* Begin Material for this exercise *

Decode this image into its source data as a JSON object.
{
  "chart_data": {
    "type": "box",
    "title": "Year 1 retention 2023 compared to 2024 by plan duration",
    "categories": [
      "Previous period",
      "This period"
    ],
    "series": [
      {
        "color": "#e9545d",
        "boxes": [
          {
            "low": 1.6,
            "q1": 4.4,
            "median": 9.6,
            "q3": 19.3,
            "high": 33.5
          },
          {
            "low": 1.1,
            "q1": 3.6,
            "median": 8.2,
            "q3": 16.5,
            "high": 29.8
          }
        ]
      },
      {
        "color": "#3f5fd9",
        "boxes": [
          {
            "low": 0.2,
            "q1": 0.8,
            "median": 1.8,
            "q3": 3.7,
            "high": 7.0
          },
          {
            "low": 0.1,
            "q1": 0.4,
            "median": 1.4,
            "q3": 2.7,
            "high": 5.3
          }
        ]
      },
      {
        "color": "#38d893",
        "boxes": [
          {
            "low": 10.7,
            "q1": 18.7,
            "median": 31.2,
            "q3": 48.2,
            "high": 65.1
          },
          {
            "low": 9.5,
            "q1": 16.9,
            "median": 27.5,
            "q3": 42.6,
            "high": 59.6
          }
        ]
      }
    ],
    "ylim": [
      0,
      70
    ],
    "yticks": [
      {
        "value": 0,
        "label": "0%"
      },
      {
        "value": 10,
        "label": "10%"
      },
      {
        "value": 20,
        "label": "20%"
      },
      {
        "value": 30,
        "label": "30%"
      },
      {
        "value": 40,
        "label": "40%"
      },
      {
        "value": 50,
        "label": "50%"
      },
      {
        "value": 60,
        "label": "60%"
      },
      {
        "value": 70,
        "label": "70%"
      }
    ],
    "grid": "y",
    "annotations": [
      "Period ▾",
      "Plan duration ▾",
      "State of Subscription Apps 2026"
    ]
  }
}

* End Material for this exercise *

Set problem:
Each line above that includes "value" should be shown.

Exercise solution:
        "value": 0,
        "value": 10,
        "value": 20,
        "value": 30,
        "value": 40,
        "value": 50,
        "value": 60,
        "value": 70,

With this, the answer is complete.